## REQUEST
Give the number of lines below that contain "tapes", with no other output.

====== RECORD SET

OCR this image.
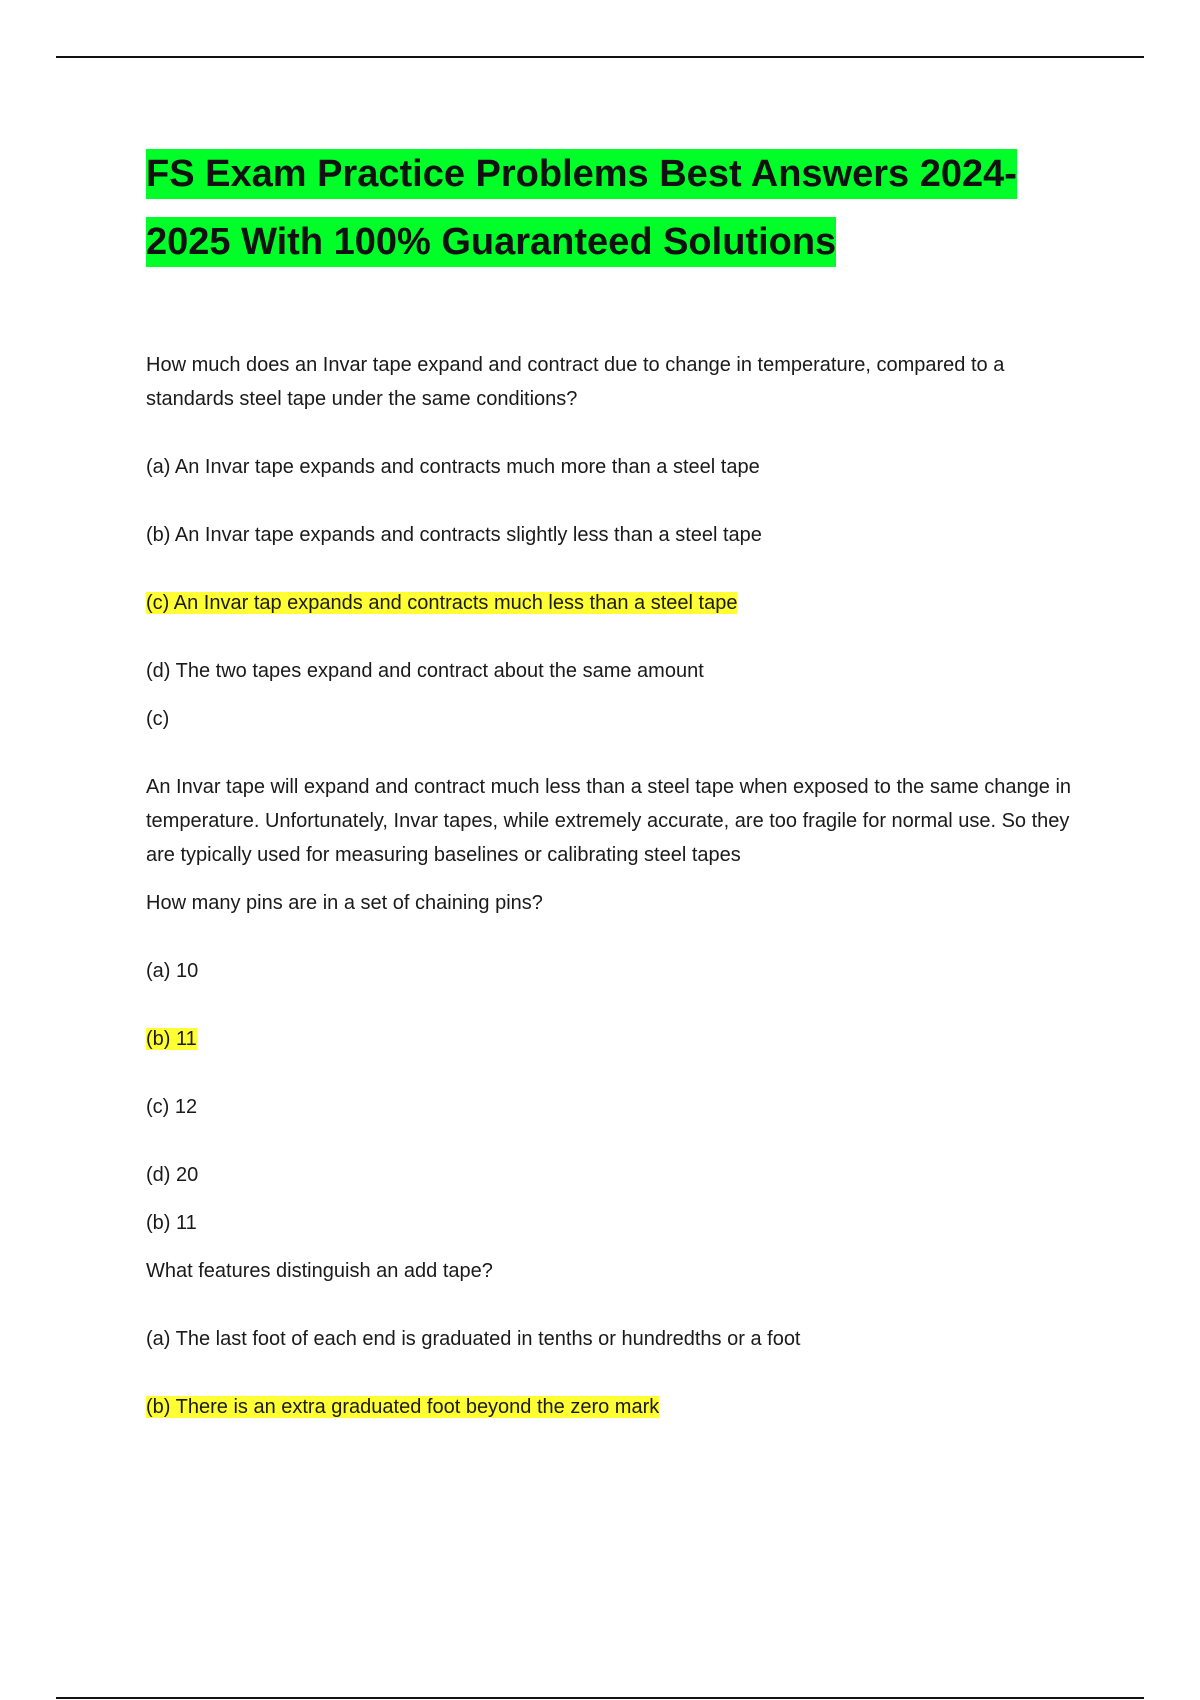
FS Exam Practice Problems Best Answers 2024-2025 With 100% Guaranteed Solutions

How much does an Invar tape expand and contract due to change in temperature, compared to a standards steel tape under the same conditions?

(a) An Invar tape expands and contracts much more than a steel tape

(b) An Invar tape expands and contracts slightly less than a steel tape

(c) An Invar tap expands and contracts much less than a steel tape

(d) The two tapes expand and contract about the same amount

(c)

An Invar tape will expand and contract much less than a steel tape when exposed to the same change in temperature. Unfortunately, Invar tapes, while extremely accurate, are too fragile for normal use. So they are typically used for measuring baselines or calibrating steel tapes

How many pins are in a set of chaining pins?

(a) 10

(b) 11

(c) 12

(d) 20

(b) 11

What features distinguish an add tape?

(a) The last foot of each end is graduated in tenths or hundredths or a foot

(b) There is an extra graduated foot beyond the zero mark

============

## THE REPLY
2